[Given entries]
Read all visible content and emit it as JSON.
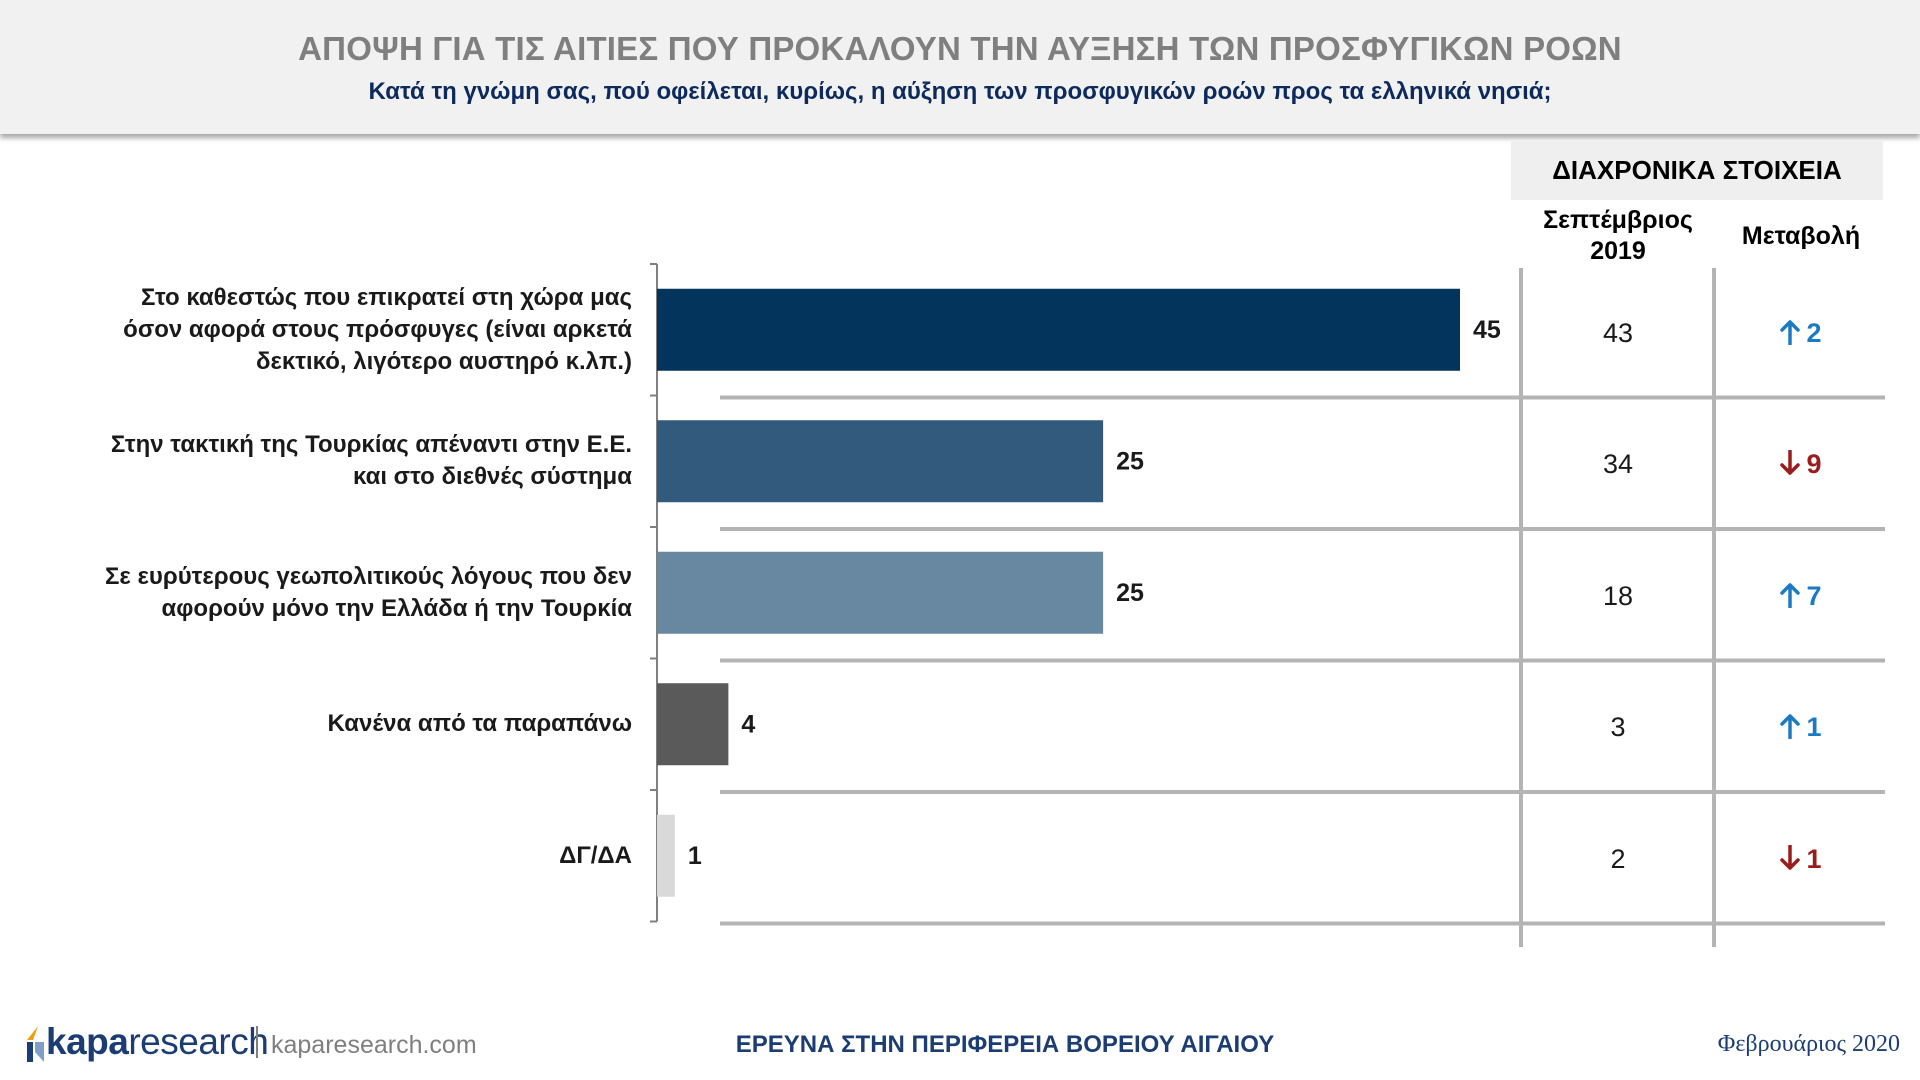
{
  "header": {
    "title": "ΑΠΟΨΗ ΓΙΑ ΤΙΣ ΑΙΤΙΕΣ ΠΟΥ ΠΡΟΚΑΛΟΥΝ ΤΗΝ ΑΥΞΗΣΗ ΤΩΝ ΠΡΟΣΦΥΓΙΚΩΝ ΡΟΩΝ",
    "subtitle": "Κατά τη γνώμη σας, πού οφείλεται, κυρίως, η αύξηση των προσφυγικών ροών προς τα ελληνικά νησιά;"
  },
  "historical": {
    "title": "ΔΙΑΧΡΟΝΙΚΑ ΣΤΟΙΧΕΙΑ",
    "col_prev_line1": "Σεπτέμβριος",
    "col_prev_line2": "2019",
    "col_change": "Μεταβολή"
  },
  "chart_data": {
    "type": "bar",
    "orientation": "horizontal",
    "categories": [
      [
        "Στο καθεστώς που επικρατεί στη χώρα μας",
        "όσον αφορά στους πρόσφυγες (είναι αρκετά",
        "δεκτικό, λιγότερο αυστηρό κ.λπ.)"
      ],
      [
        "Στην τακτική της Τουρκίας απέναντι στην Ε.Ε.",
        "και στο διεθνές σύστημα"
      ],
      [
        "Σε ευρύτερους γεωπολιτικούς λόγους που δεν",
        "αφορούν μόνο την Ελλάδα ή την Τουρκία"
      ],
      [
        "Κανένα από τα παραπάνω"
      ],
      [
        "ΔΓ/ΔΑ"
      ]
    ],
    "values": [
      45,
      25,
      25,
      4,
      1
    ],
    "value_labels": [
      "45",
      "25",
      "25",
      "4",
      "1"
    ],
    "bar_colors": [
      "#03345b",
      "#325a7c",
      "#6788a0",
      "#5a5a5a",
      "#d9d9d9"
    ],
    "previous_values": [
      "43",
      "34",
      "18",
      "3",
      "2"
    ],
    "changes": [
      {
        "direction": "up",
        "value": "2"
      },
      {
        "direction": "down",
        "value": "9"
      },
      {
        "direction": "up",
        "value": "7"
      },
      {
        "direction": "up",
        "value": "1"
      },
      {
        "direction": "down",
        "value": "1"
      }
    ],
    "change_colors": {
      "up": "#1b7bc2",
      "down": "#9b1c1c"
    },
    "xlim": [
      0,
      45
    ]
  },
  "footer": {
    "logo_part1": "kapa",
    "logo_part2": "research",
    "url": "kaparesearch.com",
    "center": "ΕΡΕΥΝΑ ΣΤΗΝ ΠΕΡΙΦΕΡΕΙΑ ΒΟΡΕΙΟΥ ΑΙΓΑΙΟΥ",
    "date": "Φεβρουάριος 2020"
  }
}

---

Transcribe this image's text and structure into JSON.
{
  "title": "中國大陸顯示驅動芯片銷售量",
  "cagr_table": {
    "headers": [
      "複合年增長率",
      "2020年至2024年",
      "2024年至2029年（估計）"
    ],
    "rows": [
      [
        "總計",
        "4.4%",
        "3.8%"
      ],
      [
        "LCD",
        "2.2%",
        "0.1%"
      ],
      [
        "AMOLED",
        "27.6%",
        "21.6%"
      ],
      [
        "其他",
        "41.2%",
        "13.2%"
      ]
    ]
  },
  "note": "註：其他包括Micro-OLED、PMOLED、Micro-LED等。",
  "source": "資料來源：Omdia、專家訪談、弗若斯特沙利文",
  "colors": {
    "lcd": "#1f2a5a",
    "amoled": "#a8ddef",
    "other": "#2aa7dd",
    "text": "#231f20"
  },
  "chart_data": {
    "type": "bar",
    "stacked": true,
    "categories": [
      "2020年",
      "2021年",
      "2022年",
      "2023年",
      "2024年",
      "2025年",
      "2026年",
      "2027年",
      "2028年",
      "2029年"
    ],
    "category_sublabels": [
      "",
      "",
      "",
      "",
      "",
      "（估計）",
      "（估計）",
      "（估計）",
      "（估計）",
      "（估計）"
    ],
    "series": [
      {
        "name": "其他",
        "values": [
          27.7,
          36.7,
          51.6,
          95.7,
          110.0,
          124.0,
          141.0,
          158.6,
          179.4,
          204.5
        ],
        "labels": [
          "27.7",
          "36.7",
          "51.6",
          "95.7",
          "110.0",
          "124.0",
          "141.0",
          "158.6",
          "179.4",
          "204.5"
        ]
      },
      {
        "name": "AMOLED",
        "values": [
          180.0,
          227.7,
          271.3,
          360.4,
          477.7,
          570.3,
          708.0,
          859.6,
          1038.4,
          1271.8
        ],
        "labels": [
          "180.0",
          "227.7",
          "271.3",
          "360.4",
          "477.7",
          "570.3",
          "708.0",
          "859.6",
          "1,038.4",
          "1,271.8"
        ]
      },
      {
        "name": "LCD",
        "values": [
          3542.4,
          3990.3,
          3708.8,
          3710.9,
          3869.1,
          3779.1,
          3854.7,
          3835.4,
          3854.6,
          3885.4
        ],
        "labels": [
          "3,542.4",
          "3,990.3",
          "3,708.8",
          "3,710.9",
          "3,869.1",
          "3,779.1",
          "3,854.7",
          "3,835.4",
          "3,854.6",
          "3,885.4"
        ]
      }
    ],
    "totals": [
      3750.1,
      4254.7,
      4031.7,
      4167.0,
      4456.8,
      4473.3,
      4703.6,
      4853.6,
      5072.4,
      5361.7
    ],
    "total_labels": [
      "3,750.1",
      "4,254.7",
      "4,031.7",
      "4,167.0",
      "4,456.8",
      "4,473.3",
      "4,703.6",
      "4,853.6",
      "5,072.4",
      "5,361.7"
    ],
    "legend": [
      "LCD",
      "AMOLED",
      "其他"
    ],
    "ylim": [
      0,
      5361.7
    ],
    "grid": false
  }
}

==

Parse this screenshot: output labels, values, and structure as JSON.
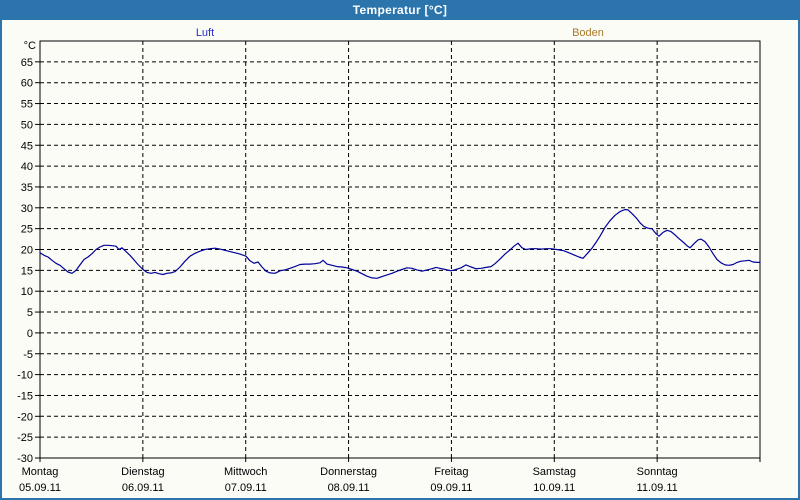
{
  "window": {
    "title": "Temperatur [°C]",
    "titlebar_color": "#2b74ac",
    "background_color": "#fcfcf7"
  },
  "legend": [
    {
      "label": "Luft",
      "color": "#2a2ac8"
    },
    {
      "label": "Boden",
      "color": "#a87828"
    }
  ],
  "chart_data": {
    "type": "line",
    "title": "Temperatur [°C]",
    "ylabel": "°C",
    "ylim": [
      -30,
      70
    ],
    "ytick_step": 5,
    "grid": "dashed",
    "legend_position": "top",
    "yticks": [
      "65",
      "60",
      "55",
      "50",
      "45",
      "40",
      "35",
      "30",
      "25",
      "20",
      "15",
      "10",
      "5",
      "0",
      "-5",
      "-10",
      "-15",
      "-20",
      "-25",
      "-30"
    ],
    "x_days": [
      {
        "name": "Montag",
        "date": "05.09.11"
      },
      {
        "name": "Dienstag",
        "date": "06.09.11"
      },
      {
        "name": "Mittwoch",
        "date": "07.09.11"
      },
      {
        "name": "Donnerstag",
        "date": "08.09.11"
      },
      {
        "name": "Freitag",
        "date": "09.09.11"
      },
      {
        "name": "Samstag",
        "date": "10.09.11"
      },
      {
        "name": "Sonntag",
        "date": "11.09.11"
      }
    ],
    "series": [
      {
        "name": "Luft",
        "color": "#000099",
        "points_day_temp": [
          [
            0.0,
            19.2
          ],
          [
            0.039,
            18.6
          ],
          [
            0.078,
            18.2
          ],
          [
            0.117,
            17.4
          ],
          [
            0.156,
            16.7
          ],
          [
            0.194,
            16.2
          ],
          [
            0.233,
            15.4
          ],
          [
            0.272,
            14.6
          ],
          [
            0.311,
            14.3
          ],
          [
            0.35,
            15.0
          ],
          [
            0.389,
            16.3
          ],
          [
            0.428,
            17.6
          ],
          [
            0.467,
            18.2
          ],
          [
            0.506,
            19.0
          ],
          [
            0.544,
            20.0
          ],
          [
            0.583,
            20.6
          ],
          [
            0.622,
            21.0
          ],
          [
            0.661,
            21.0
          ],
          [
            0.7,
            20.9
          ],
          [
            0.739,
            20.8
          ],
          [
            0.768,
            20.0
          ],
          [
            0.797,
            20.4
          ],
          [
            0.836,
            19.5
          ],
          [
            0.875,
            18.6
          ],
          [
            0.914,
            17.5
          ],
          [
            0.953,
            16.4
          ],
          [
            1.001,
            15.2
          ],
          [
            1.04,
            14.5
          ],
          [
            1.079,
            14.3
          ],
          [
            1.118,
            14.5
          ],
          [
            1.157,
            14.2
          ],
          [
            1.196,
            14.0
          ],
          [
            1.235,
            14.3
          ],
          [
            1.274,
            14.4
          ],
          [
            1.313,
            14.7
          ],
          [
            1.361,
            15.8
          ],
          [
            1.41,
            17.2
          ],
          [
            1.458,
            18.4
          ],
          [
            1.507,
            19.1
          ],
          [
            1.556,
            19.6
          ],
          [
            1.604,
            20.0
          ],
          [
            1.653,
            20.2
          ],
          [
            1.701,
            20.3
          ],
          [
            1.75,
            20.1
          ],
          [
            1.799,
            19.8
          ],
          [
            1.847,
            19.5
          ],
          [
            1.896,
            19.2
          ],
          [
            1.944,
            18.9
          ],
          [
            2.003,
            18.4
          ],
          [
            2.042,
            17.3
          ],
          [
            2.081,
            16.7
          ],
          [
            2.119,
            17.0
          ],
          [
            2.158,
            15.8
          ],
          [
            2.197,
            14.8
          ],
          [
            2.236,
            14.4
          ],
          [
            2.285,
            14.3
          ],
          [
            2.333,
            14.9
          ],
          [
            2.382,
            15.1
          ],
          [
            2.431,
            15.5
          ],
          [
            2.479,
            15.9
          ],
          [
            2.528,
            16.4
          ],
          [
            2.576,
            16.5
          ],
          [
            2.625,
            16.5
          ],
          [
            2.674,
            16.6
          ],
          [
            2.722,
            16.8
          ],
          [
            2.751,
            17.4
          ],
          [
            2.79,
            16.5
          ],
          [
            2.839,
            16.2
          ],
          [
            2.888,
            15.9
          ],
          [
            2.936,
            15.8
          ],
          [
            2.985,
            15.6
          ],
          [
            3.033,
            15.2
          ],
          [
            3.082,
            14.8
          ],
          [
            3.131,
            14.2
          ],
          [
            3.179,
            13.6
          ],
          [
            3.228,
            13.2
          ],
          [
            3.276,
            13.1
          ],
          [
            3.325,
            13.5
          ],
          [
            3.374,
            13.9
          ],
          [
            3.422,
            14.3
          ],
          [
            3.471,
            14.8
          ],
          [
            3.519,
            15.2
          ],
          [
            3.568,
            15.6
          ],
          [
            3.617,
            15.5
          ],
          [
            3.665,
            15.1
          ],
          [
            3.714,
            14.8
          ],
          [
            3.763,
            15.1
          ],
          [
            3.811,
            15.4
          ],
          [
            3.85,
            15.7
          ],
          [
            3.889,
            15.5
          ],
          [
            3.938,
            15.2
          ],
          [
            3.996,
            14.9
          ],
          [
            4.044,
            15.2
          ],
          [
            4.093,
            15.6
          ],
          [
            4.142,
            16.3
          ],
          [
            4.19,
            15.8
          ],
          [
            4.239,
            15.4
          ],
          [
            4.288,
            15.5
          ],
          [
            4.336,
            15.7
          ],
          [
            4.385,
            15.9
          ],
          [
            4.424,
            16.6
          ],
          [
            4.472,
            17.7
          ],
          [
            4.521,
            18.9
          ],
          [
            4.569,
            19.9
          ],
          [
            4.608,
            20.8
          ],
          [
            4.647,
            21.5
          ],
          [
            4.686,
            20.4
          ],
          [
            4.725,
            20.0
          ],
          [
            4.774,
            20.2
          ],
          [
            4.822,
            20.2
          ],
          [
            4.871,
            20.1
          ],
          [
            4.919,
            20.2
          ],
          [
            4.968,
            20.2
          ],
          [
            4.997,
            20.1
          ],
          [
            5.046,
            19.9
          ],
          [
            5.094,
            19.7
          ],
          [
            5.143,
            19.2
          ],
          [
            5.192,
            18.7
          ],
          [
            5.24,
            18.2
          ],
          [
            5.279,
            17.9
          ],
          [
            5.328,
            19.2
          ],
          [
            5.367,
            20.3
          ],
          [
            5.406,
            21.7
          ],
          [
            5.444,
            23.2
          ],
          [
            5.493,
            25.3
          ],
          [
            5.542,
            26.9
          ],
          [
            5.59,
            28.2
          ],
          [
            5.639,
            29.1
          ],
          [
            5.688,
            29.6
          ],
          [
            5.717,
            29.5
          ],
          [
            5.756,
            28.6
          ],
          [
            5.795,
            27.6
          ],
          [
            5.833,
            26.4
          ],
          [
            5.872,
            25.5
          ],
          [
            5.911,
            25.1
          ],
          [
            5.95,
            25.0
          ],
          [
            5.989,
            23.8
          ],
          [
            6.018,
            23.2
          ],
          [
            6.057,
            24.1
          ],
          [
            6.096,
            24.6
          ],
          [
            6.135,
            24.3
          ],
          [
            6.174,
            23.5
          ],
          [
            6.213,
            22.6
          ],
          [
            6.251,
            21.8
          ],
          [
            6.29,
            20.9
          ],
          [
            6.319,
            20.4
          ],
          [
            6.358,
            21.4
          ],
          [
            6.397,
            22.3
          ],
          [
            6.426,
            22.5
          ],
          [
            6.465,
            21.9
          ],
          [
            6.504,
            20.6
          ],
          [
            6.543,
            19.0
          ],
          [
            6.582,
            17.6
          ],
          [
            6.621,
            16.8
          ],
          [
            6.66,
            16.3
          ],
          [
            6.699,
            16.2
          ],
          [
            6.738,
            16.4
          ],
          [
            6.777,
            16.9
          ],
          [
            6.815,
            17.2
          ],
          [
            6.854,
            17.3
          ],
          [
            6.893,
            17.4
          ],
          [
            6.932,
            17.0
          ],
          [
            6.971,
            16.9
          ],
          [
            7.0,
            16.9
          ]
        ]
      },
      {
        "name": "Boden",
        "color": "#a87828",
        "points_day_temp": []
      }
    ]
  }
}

[What you have to do] What is the number of lines above that contain the string "JSON"? Answer with the number alone.

[Exercise output] 3